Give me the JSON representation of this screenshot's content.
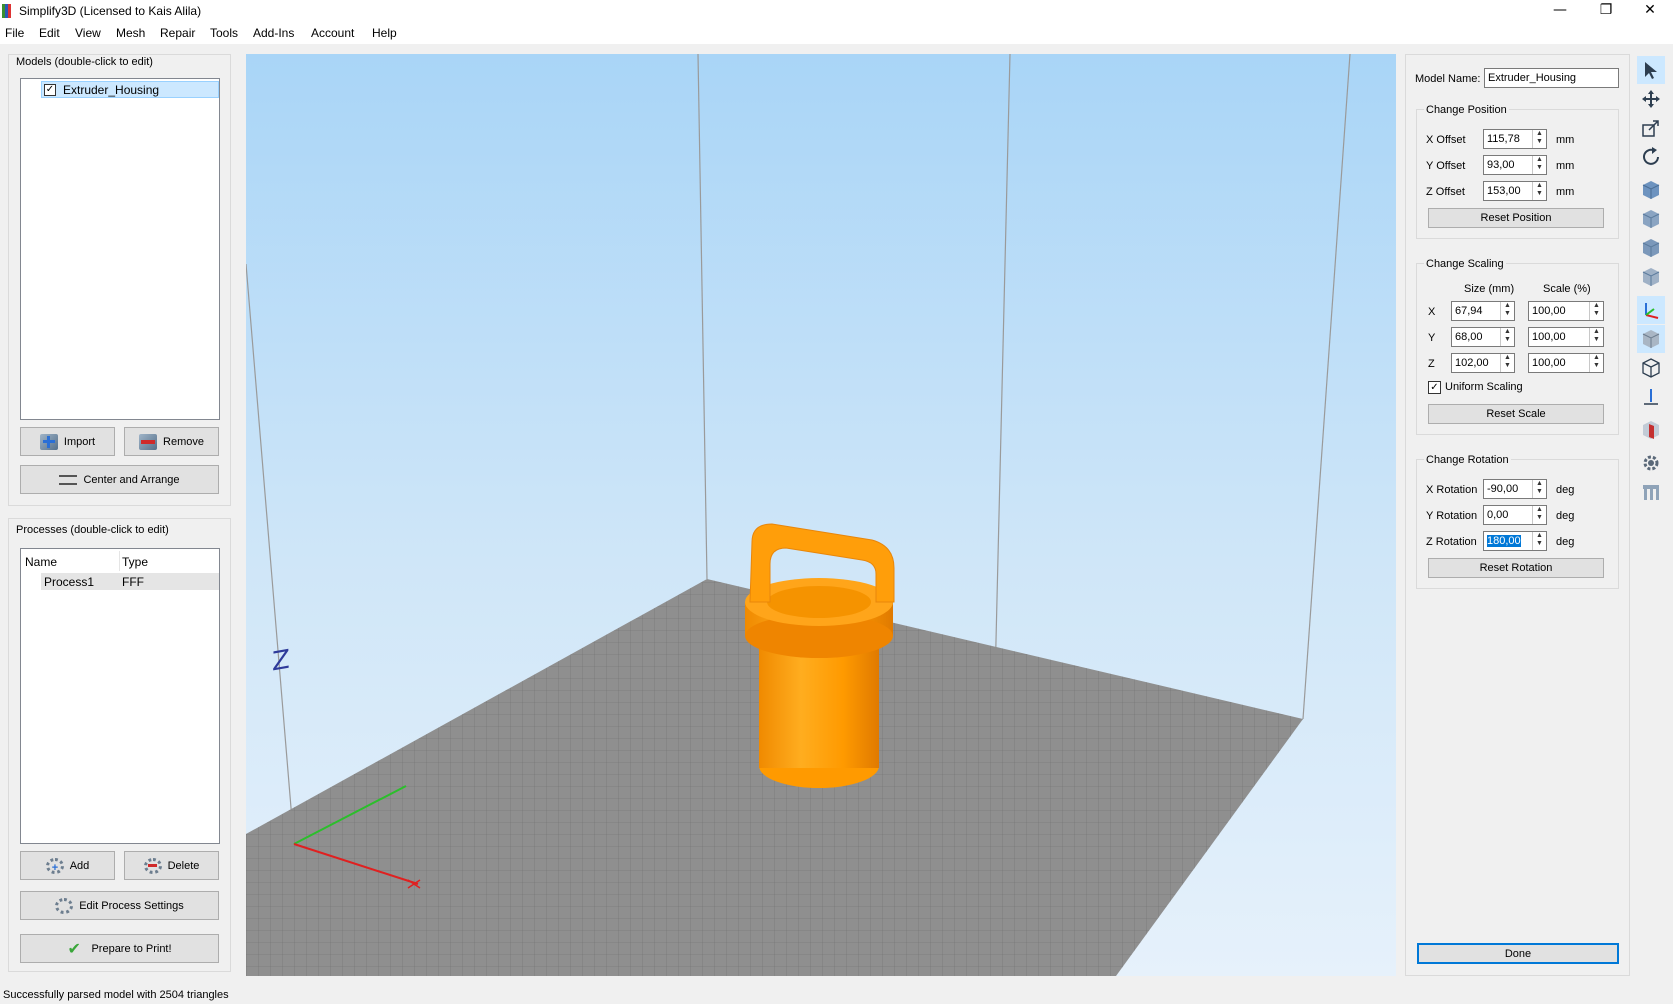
{
  "window": {
    "title": "Simplify3D (Licensed to Kais Alila)",
    "minimize": "—",
    "restore": "❐",
    "close": "✕"
  },
  "menu": [
    "File",
    "Edit",
    "View",
    "Mesh",
    "Repair",
    "Tools",
    "Add-Ins",
    "Account",
    "Help"
  ],
  "models": {
    "label": "Models (double-click to edit)",
    "items": [
      {
        "name": "Extruder_Housing",
        "checked": true
      }
    ],
    "import_label": "Import",
    "remove_label": "Remove",
    "center_label": "Center and Arrange"
  },
  "processes": {
    "label": "Processes (double-click to edit)",
    "col_name": "Name",
    "col_type": "Type",
    "rows": [
      {
        "name": "Process1",
        "type": "FFF"
      }
    ],
    "add_label": "Add",
    "delete_label": "Delete",
    "edit_label": "Edit Process Settings",
    "prepare_label": "Prepare to Print!"
  },
  "viewport": {
    "axis_label": "Z",
    "model_color": "#ff9a00",
    "bed_color": "#8f8f8f"
  },
  "properties": {
    "model_name_label": "Model Name:",
    "model_name": "Extruder_Housing",
    "position": {
      "title": "Change Position",
      "x_label": "X Offset",
      "x": "115,78",
      "y_label": "Y Offset",
      "y": "93,00",
      "z_label": "Z Offset",
      "z": "153,00",
      "unit": "mm",
      "reset": "Reset Position"
    },
    "scaling": {
      "title": "Change Scaling",
      "size_header": "Size (mm)",
      "scale_header": "Scale (%)",
      "rows": [
        {
          "axis": "X",
          "size": "67,94",
          "scale": "100,00"
        },
        {
          "axis": "Y",
          "size": "68,00",
          "scale": "100,00"
        },
        {
          "axis": "Z",
          "size": "102,00",
          "scale": "100,00"
        }
      ],
      "uniform_label": "Uniform Scaling",
      "uniform_checked": true,
      "reset": "Reset Scale"
    },
    "rotation": {
      "title": "Change Rotation",
      "x_label": "X Rotation",
      "x": "-90,00",
      "y_label": "Y Rotation",
      "y": "0,00",
      "z_label": "Z Rotation",
      "z": "180,00",
      "unit": "deg",
      "reset": "Reset Rotation"
    },
    "done_label": "Done"
  },
  "toolbar_icons": [
    "select-icon",
    "move-icon",
    "scale-icon",
    "rotate-icon",
    "view-cube-icon",
    "view-cube-front-icon",
    "view-cube-side-icon",
    "view-cube-top-icon",
    "axes-icon",
    "solid-view-icon",
    "wireframe-icon",
    "bottom-axis-icon",
    "cross-section-icon",
    "settings-gear-icon",
    "supports-icon"
  ],
  "status": "Successfully parsed model with 2504 triangles"
}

# # # # # # #

INSTRUCTION -
Find the string "Change" in the entries above and return each line that holds it.

EXERCISE ANSWER -
      "title": "Change Position",
      "title": "Change Scaling",
      "title": "Change Rotation",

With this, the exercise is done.